Copy the full set of lines exactly as given.

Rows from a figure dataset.
- - -

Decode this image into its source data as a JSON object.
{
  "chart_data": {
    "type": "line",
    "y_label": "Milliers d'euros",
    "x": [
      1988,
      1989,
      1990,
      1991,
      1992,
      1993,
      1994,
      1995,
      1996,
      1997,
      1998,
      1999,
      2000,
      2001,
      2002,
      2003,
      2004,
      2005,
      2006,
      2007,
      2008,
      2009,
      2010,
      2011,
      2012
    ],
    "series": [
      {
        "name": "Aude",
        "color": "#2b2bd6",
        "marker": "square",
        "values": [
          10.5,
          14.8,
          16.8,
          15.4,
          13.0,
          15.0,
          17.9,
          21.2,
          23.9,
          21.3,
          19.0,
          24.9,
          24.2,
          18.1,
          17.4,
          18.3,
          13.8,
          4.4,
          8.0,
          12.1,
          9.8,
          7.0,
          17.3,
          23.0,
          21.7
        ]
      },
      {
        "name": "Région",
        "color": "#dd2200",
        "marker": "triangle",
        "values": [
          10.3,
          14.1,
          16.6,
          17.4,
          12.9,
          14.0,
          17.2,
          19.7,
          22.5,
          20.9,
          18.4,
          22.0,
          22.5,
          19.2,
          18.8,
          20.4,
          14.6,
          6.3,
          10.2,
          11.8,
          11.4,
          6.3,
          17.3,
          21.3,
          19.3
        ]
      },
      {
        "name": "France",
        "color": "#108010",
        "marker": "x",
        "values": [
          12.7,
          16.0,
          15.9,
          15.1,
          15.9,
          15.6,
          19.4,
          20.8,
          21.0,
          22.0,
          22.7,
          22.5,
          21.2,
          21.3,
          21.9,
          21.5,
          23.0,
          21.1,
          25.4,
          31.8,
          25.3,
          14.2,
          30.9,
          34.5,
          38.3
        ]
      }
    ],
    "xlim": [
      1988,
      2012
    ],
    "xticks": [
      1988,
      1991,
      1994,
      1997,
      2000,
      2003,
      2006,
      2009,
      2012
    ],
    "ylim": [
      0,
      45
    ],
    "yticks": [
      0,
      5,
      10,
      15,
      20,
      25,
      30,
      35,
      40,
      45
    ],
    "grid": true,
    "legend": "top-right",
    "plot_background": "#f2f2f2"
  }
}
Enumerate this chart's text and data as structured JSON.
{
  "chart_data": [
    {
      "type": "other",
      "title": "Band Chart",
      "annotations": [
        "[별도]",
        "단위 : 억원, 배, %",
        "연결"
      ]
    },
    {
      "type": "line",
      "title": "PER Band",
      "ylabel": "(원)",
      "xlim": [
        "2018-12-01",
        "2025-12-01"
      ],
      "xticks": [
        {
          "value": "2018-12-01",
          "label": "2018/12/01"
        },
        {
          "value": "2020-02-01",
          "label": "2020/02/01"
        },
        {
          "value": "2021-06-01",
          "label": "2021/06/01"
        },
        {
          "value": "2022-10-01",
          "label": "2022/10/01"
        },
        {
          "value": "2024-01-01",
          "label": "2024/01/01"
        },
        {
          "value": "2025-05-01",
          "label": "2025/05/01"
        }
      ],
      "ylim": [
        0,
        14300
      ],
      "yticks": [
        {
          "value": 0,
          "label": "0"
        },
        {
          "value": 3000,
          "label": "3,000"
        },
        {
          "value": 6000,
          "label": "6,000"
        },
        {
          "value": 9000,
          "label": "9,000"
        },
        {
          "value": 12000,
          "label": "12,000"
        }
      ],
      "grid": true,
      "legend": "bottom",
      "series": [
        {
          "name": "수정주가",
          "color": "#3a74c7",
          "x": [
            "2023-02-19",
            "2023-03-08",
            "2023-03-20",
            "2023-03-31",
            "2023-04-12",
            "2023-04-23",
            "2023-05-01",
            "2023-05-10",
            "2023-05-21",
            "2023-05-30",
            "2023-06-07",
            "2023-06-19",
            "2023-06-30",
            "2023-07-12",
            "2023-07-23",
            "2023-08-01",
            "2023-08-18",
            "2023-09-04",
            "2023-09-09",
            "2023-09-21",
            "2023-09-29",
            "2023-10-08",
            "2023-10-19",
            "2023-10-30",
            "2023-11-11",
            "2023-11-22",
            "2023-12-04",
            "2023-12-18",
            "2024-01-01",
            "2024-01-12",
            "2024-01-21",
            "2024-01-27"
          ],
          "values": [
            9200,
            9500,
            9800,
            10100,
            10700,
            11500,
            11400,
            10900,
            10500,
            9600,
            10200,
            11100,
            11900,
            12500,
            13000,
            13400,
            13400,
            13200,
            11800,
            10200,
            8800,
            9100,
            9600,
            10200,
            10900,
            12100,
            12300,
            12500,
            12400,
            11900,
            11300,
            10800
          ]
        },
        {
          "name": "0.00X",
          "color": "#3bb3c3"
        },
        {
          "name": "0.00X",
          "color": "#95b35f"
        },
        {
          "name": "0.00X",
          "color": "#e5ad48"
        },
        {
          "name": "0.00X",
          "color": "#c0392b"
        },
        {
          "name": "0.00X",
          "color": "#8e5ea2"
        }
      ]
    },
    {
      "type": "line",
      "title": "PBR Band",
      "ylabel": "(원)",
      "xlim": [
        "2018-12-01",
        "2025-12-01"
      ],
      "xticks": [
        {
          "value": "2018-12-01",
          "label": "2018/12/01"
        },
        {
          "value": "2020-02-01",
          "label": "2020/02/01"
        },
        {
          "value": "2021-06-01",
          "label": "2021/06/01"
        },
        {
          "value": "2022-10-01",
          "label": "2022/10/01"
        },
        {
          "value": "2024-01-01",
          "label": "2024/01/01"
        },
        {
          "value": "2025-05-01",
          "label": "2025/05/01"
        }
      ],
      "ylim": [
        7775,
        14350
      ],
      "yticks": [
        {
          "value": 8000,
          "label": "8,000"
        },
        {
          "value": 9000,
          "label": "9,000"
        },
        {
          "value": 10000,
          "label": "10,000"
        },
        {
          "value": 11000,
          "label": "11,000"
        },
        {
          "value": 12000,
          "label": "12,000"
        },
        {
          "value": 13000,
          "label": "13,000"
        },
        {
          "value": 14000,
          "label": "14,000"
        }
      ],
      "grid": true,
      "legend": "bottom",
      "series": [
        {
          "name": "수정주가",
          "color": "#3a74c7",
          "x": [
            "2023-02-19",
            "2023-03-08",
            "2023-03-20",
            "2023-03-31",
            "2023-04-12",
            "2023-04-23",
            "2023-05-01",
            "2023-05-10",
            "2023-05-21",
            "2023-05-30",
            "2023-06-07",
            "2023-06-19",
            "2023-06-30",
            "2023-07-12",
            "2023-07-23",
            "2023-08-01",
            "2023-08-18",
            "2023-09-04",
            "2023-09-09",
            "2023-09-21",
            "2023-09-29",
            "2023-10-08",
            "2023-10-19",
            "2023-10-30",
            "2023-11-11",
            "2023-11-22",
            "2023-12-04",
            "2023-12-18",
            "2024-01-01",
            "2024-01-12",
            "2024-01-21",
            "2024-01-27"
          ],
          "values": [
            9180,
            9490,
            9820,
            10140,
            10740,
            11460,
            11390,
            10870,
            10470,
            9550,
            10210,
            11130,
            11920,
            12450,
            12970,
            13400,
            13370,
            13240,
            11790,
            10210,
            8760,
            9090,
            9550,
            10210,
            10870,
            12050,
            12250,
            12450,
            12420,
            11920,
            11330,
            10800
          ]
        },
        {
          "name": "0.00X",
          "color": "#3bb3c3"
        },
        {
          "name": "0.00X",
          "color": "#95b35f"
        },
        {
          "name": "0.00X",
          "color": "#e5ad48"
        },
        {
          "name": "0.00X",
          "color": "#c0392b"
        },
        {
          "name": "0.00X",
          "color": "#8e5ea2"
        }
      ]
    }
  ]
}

- - -

Right answer.
Decode this image into its source data as a JSON object.
{
  "chart_data": {
    "type": "line",
    "y_label": "Milliers d'euros",
    "x": [
      1988,
      1989,
      1990,
      1991,
      1992,
      1993,
      1994,
      1995,
      1996,
      1997,
      1998,
      1999,
      2000,
      2001,
      2002,
      2003,
      2004,
      2005,
      2006,
      2007,
      2008,
      2009,
      2010,
      2011,
      2012
    ],
    "series": [
      {
        "name": "Aude",
        "color": "#2b2bd6",
        "marker": "square",
        "values": [
          10.5,
          14.8,
          16.8,
          15.4,
          13.0,
          15.0,
          17.9,
          21.2,
          23.9,
          21.3,
          19.0,
          24.9,
          24.2,
          18.1,
          17.4,
          18.3,
          13.8,
          4.4,
          8.0,
          12.1,
          9.8,
          7.0,
          17.3,
          23.0,
          21.7
        ]
      },
      {
        "name": "Région",
        "color": "#dd2200",
        "marker": "triangle",
        "values": [
          10.3,
          14.1,
          16.6,
          17.4,
          12.9,
          14.0,
          17.2,
          19.7,
          22.5,
          20.9,
          18.4,
          22.0,
          22.5,
          19.2,
          18.8,
          20.4,
          14.6,
          6.3,
          10.2,
          11.8,
          11.4,
          6.3,
          17.3,
          21.3,
          19.3
        ]
      },
      {
        "name": "France",
        "color": "#108010",
        "marker": "x",
        "values": [
          12.7,
          16.0,
          15.9,
          15.1,
          15.9,
          15.6,
          19.4,
          20.8,
          21.0,
          22.0,
          22.7,
          22.5,
          21.2,
          21.3,
          21.9,
          21.5,
          23.0,
          21.1,
          25.4,
          31.8,
          25.3,
          14.2,
          30.9,
          34.5,
          38.3
        ]
      }
    ],
    "xlim": [
      1988,
      2012
    ],
    "xticks": [
      1988,
      1991,
      1994,
      1997,
      2000,
      2003,
      2006,
      2009,
      2012
    ],
    "ylim": [
      0,
      45
    ],
    "yticks": [
      0,
      5,
      10,
      15,
      20,
      25,
      30,
      35,
      40,
      45
    ],
    "grid": true,
    "legend": "top-right",
    "plot_background": "#f2f2f2"
  }
}
Enumerate this chart's text and data as structured JSON.
{
  "chart_data": [
    {
      "type": "other",
      "title": "Band Chart",
      "annotations": [
        "[별도]",
        "단위 : 억원, 배, %",
        "연결"
      ]
    },
    {
      "type": "line",
      "title": "PER Band",
      "ylabel": "(원)",
      "xlim": [
        "2018-12-01",
        "2025-12-01"
      ],
      "xticks": [
        {
          "value": "2018-12-01",
          "label": "2018/12/01"
        },
        {
          "value": "2020-02-01",
          "label": "2020/02/01"
        },
        {
          "value": "2021-06-01",
          "label": "2021/06/01"
        },
        {
          "value": "2022-10-01",
          "label": "2022/10/01"
        },
        {
          "value": "2024-01-01",
          "label": "2024/01/01"
        },
        {
          "value": "2025-05-01",
          "label": "2025/05/01"
        }
      ],
      "ylim": [
        0,
        14300
      ],
      "yticks": [
        {
          "value": 0,
          "label": "0"
        },
        {
          "value": 3000,
          "label": "3,000"
        },
        {
          "value": 6000,
          "label": "6,000"
        },
        {
          "value": 9000,
          "label": "9,000"
        },
        {
          "value": 12000,
          "label": "12,000"
        }
      ],
      "grid": true,
      "legend": "bottom",
      "series": [
        {
          "name": "수정주가",
          "color": "#3a74c7",
          "x": [
            "2023-02-19",
            "2023-03-08",
            "2023-03-20",
            "2023-03-31",
            "2023-04-12",
            "2023-04-23",
            "2023-05-01",
            "2023-05-10",
            "2023-05-21",
            "2023-05-30",
            "2023-06-07",
            "2023-06-19",
            "2023-06-30",
            "2023-07-12",
            "2023-07-23",
            "2023-08-01",
            "2023-08-18",
            "2023-09-04",
            "2023-09-09",
            "2023-09-21",
            "2023-09-29",
            "2023-10-08",
            "2023-10-19",
            "2023-10-30",
            "2023-11-11",
            "2023-11-22",
            "2023-12-04",
            "2023-12-18",
            "2024-01-01",
            "2024-01-12",
            "2024-01-21",
            "2024-01-27"
          ],
          "values": [
            9200,
            9500,
            9800,
            10100,
            10700,
            11500,
            11400,
            10900,
            10500,
            9600,
            10200,
            11100,
            11900,
            12500,
            13000,
            13400,
            13400,
            13200,
            11800,
            10200,
            8800,
            9100,
            9600,
            10200,
            10900,
            12100,
            12300,
            12500,
            12400,
            11900,
            11300,
            10800
          ]
        },
        {
          "name": "0.00X",
          "color": "#3bb3c3"
        },
        {
          "name": "0.00X",
          "color": "#95b35f"
        },
        {
          "name": "0.00X",
          "color": "#e5ad48"
        },
        {
          "name": "0.00X",
          "color": "#c0392b"
        },
        {
          "name": "0.00X",
          "color": "#8e5ea2"
        }
      ]
    },
    {
      "type": "line",
      "title": "PBR Band",
      "ylabel": "(원)",
      "xlim": [
        "2018-12-01",
        "2025-12-01"
      ],
      "xticks": [
        {
          "value": "2018-12-01",
          "label": "2018/12/01"
        },
        {
          "value": "2020-02-01",
          "label": "2020/02/01"
        },
        {
          "value": "2021-06-01",
          "label": "2021/06/01"
        },
        {
          "value": "2022-10-01",
          "label": "2022/10/01"
        },
        {
          "value": "2024-01-01",
          "label": "2024/01/01"
        },
        {
          "value": "2025-05-01",
          "label": "2025/05/01"
        }
      ],
      "ylim": [
        7775,
        14350
      ],
      "yticks": [
        {
          "value": 8000,
          "label": "8,000"
        },
        {
          "value": 9000,
          "label": "9,000"
        },
        {
          "value": 10000,
          "label": "10,000"
        },
        {
          "value": 11000,
          "label": "11,000"
        },
        {
          "value": 12000,
          "label": "12,000"
        },
        {
          "value": 13000,
          "label": "13,000"
        },
        {
          "value": 14000,
          "label": "14,000"
        }
      ],
      "grid": true,
      "legend": "bottom",
      "series": [
        {
          "name": "수정주가",
          "color": "#3a74c7",
          "x": [
            "2023-02-19",
            "2023-03-08",
            "2023-03-20",
            "2023-03-31",
            "2023-04-12",
            "2023-04-23",
            "2023-05-01",
            "2023-05-10",
            "2023-05-21",
            "2023-05-30",
            "2023-06-07",
            "2023-06-19",
            "2023-06-30",
            "2023-07-12",
            "2023-07-23",
            "2023-08-01",
            "2023-08-18",
            "2023-09-04",
            "2023-09-09",
            "2023-09-21",
            "2023-09-29",
            "2023-10-08",
            "2023-10-19",
            "2023-10-30",
            "2023-11-11",
            "2023-11-22",
            "2023-12-04",
            "2023-12-18",
            "2024-01-01",
            "2024-01-12",
            "2024-01-21",
            "2024-01-27"
          ],
          "values": [
            9180,
            9490,
            9820,
            10140,
            10740,
            11460,
            11390,
            10870,
            10470,
            9550,
            10210,
            11130,
            11920,
            12450,
            12970,
            13400,
            13370,
            13240,
            11790,
            10210,
            8760,
            9090,
            9550,
            10210,
            10870,
            12050,
            12250,
            12450,
            12420,
            11920,
            11330,
            10800
          ]
        },
        {
          "name": "0.00X",
          "color": "#3bb3c3"
        },
        {
          "name": "0.00X",
          "color": "#95b35f"
        },
        {
          "name": "0.00X",
          "color": "#e5ad48"
        },
        {
          "name": "0.00X",
          "color": "#c0392b"
        },
        {
          "name": "0.00X",
          "color": "#8e5ea2"
        }
      ]
    }
  ]
}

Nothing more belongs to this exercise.